• _GIVEN PROBLEM_
Copy out the part of the data that opens with the line containing "For every button, label, input, icon, or" and closes with the line containing "Ellipse shape — [68, 426, 463, 912]", with both of those lines included. Repeat those lines word for word and nothing else.

• _DATA FOR THIS TASK_
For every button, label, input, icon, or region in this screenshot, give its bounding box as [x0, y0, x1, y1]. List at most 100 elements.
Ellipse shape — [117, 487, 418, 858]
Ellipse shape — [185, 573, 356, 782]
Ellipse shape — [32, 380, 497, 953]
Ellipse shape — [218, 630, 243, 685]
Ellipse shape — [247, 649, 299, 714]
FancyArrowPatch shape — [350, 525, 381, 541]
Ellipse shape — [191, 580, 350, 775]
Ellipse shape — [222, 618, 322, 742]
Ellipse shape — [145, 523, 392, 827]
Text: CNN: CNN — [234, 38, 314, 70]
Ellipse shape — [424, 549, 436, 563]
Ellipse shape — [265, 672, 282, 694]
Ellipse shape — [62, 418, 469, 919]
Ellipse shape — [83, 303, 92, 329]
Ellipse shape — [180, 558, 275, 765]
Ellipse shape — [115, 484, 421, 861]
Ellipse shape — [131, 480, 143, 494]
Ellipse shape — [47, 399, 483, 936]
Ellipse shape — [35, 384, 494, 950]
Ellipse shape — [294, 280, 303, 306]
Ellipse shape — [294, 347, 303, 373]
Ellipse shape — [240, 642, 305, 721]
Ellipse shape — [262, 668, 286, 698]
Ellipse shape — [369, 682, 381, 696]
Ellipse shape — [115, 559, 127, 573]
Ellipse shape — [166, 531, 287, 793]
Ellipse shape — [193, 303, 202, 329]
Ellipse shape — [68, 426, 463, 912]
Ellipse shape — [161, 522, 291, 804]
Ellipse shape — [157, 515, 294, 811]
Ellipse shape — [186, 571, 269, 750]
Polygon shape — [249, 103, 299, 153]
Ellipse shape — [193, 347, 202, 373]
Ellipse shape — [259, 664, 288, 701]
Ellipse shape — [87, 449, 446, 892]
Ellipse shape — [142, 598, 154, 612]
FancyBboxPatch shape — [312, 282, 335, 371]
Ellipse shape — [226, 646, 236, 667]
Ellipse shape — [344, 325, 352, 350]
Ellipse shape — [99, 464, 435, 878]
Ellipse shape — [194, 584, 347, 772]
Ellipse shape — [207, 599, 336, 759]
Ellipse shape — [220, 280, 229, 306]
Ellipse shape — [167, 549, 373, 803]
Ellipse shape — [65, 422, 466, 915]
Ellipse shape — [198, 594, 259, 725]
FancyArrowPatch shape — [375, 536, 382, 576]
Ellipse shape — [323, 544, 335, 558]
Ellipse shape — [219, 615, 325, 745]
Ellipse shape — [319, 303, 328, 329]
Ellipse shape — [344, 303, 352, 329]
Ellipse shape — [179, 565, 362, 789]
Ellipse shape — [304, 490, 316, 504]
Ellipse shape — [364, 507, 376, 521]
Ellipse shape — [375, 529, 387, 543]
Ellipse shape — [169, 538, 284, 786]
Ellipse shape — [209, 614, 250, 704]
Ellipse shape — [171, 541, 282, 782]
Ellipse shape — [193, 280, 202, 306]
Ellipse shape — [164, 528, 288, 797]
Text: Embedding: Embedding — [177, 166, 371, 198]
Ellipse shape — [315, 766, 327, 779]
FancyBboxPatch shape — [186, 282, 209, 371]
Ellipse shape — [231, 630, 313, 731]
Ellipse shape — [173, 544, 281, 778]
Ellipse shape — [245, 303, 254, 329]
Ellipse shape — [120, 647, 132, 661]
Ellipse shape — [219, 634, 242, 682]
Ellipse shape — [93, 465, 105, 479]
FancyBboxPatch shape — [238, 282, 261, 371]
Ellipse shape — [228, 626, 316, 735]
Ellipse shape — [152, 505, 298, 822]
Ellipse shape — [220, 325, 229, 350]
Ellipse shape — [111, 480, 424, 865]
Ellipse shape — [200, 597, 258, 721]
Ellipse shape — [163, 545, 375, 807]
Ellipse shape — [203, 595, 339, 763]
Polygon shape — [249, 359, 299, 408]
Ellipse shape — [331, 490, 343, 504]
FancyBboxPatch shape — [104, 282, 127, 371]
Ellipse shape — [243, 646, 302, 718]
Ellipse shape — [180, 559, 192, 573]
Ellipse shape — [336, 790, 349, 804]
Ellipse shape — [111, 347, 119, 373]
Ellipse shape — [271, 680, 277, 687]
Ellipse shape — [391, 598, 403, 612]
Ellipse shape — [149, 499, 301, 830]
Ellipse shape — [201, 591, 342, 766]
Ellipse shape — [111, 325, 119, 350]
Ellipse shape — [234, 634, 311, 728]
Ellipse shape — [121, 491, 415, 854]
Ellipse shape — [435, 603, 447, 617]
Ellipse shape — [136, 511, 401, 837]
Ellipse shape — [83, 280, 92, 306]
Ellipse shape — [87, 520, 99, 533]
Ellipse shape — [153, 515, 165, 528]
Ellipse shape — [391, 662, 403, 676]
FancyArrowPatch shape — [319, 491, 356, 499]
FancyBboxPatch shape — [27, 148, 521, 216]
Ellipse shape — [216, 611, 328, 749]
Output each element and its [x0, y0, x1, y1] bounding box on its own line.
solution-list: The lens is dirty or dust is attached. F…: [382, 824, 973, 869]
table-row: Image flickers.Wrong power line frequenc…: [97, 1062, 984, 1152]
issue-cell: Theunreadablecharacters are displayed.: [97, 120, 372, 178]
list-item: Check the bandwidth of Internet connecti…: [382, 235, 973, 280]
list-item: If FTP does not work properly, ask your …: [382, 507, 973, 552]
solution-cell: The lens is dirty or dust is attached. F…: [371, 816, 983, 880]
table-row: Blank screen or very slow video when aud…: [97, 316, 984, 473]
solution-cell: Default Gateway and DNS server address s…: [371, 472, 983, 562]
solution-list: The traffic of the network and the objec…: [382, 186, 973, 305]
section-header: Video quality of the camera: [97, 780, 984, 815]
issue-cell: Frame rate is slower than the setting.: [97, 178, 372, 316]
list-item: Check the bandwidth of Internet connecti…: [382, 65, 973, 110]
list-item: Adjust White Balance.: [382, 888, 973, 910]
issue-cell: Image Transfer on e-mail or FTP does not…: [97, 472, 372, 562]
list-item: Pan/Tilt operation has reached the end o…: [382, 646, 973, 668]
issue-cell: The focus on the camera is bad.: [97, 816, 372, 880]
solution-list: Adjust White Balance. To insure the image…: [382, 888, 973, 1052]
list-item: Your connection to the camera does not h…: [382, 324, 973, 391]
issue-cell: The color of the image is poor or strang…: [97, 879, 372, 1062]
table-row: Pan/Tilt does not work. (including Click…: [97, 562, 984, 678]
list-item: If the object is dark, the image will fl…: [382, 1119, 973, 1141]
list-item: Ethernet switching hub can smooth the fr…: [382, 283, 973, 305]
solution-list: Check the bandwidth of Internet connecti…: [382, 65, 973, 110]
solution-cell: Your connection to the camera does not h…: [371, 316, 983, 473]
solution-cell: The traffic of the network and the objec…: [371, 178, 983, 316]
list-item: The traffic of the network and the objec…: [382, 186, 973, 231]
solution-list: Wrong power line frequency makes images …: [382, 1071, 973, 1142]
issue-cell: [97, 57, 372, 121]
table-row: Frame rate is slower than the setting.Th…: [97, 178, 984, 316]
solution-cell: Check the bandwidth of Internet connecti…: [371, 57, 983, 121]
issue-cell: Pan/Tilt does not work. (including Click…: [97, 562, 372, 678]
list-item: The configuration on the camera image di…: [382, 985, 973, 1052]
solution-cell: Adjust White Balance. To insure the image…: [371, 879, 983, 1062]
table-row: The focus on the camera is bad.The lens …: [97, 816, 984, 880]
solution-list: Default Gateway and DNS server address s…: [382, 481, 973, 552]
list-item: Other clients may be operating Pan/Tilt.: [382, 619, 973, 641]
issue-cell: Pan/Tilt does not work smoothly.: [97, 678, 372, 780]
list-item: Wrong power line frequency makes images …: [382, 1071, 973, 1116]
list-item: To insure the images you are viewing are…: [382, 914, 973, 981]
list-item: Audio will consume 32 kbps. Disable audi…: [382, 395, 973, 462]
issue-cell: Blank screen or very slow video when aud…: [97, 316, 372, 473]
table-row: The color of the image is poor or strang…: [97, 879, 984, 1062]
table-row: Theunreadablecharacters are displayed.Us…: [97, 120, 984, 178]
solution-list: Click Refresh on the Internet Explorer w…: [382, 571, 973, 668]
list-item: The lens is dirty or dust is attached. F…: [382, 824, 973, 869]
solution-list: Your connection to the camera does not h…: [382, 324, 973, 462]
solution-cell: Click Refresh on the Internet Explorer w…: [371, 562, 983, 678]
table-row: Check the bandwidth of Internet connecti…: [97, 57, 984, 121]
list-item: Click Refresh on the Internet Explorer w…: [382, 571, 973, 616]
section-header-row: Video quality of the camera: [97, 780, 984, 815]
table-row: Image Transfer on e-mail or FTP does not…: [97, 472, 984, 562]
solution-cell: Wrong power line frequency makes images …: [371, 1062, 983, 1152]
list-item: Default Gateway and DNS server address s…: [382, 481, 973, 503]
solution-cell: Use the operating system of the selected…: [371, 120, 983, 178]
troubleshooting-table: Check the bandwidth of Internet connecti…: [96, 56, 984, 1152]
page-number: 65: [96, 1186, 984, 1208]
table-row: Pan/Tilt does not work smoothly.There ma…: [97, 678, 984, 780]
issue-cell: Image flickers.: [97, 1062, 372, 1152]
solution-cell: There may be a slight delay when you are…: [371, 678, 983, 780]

* * *

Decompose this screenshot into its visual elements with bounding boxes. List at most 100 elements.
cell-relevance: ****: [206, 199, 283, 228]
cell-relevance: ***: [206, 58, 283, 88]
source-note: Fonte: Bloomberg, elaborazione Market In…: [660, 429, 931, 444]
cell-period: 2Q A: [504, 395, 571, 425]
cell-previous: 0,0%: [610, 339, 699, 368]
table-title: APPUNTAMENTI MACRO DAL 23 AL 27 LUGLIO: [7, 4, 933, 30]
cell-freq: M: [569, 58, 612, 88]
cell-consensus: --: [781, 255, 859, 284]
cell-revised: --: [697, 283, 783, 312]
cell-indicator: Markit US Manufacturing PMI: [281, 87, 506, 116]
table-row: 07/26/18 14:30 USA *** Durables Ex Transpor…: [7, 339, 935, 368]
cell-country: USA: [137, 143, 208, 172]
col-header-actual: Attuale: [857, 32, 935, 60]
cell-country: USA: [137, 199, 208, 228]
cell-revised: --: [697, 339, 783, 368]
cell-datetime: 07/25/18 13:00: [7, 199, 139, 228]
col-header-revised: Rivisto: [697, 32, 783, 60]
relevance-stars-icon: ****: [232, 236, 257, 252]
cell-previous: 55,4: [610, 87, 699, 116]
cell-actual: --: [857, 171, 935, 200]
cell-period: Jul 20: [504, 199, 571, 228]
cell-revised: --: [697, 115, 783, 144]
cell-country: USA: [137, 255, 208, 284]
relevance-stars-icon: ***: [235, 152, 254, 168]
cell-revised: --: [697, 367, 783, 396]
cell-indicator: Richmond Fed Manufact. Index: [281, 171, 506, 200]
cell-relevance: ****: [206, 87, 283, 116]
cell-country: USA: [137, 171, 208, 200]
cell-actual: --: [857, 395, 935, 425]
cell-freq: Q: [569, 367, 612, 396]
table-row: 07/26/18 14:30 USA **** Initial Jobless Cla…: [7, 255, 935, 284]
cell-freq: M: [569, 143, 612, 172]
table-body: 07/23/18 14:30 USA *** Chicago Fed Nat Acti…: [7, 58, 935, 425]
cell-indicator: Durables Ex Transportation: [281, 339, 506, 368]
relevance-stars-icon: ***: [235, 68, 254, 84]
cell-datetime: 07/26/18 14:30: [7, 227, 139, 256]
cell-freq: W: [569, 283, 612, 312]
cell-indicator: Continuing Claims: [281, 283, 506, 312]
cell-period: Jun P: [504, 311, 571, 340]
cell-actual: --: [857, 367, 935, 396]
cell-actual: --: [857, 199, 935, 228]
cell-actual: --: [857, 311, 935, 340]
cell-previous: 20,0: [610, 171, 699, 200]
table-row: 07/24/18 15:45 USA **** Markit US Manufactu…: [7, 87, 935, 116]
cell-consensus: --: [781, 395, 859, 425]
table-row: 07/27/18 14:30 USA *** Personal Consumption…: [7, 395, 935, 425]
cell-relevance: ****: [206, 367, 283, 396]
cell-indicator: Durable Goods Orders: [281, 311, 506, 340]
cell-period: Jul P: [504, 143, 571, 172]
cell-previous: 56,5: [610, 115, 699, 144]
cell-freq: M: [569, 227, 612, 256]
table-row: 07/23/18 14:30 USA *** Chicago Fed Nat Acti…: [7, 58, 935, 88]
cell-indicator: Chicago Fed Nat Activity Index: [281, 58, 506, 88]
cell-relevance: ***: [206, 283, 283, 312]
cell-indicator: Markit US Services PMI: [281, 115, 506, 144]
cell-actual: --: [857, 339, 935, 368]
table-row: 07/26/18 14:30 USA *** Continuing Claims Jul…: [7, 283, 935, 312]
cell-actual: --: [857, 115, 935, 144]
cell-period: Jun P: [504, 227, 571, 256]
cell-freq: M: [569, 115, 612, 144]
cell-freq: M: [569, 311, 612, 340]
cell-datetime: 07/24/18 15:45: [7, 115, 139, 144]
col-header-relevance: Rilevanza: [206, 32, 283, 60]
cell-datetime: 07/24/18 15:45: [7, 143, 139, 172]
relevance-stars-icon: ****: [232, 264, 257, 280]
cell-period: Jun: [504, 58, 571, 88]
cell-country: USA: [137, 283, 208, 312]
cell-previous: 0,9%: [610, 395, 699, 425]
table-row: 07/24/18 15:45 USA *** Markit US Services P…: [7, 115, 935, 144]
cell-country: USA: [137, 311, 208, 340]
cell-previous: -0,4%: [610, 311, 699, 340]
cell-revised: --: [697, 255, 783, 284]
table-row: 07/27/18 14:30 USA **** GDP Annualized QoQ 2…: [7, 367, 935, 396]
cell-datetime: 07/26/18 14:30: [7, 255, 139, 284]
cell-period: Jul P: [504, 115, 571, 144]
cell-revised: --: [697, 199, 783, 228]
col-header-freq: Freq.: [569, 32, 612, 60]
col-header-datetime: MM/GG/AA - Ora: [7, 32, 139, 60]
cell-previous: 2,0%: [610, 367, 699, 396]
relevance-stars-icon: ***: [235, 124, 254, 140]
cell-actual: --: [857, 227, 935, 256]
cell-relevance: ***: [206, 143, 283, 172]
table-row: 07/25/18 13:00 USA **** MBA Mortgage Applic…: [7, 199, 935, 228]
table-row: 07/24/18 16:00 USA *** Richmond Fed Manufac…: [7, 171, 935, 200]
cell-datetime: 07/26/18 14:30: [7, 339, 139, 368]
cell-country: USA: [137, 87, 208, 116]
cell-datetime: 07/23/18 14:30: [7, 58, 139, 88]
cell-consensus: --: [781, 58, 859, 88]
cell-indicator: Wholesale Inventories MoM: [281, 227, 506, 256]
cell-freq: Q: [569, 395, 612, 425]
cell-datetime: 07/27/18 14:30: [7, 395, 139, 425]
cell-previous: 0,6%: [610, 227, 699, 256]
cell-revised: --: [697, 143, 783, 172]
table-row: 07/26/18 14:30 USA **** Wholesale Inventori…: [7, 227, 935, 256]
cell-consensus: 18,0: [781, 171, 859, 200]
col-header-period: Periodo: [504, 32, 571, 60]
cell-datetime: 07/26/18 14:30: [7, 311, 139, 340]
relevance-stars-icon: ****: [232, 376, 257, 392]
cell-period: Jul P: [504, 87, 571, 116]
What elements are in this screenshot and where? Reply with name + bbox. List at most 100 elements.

==

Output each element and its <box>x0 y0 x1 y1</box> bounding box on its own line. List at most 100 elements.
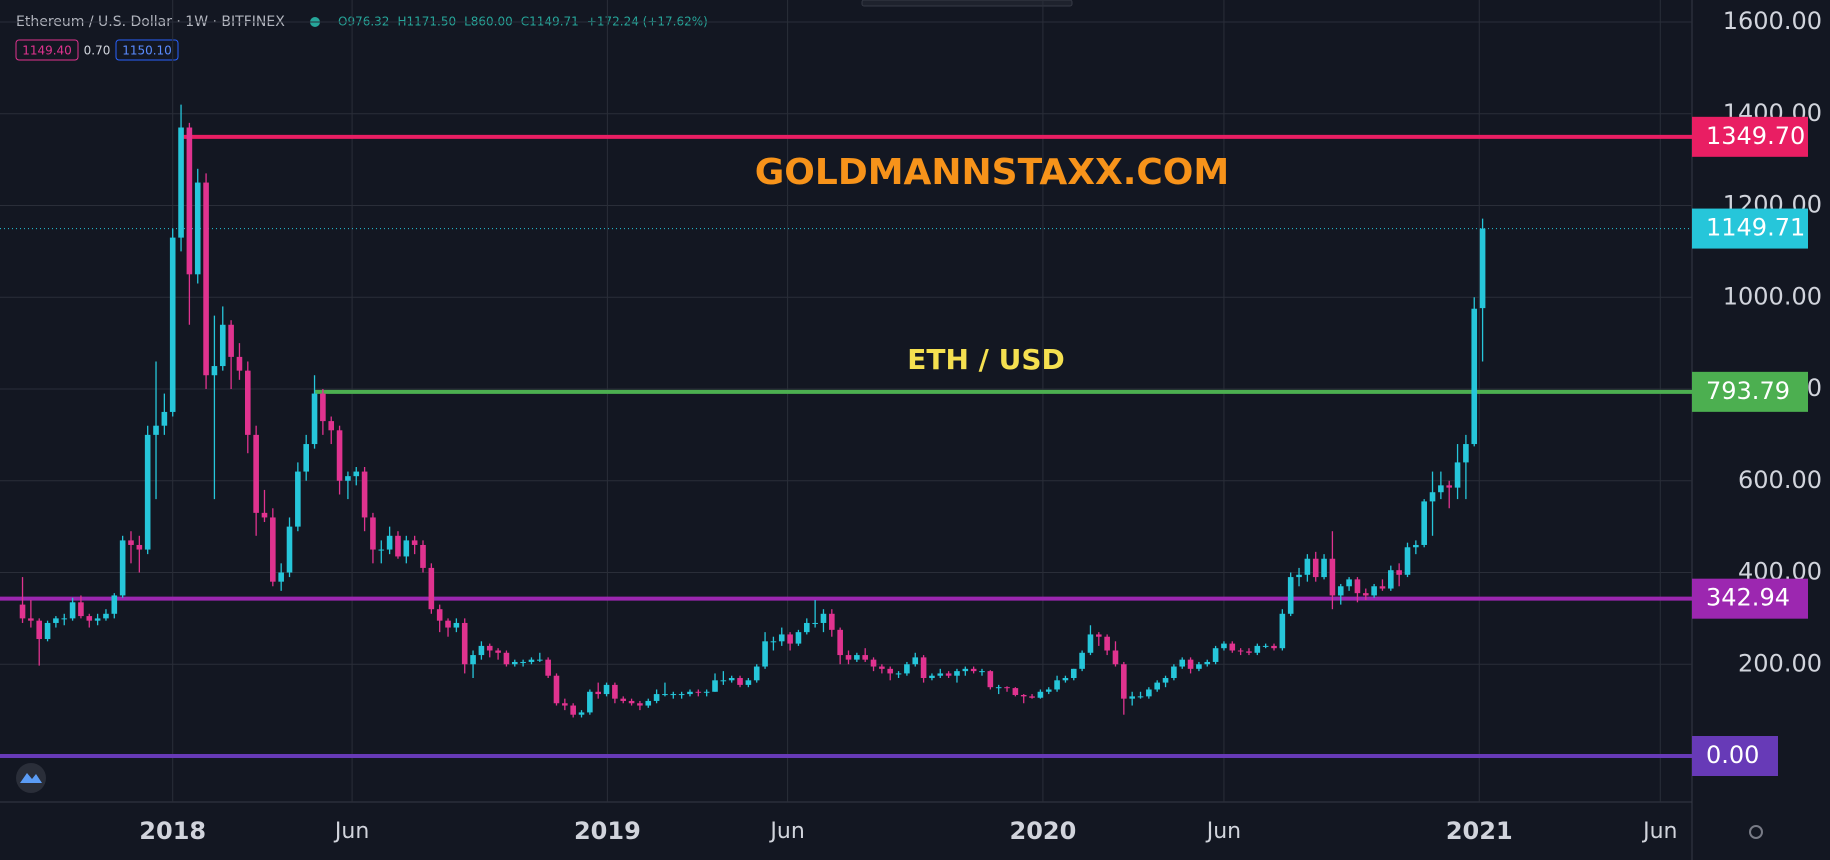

• _TASK RESULT_
For every button, label, input, icon, or region in this screenshot, give its bounding box as [x0, y0, x1, y1]. List at most 100 elements.
Ellipse shape — [117, 487, 418, 858]
Ellipse shape — [185, 573, 356, 782]
Ellipse shape — [32, 380, 497, 953]
Ellipse shape — [218, 630, 243, 685]
Ellipse shape — [247, 649, 299, 714]
FancyArrowPatch shape — [350, 525, 381, 541]
Ellipse shape — [191, 580, 350, 775]
Ellipse shape — [222, 618, 322, 742]
Ellipse shape — [145, 523, 392, 827]
Text: CNN: CNN — [234, 38, 314, 70]
Ellipse shape — [424, 549, 436, 563]
Ellipse shape — [265, 672, 282, 694]
Ellipse shape — [62, 418, 469, 919]
Ellipse shape — [83, 303, 92, 329]
Ellipse shape — [180, 558, 275, 765]
Ellipse shape — [115, 484, 421, 861]
Ellipse shape — [131, 480, 143, 494]
Ellipse shape — [47, 399, 483, 936]
Ellipse shape — [35, 384, 494, 950]
Ellipse shape — [294, 280, 303, 306]
Ellipse shape — [294, 347, 303, 373]
Ellipse shape — [240, 642, 305, 721]
Ellipse shape — [262, 668, 286, 698]
Ellipse shape — [369, 682, 381, 696]
Ellipse shape — [115, 559, 127, 573]
Ellipse shape — [166, 531, 287, 793]
Ellipse shape — [193, 303, 202, 329]
Ellipse shape — [68, 426, 463, 912]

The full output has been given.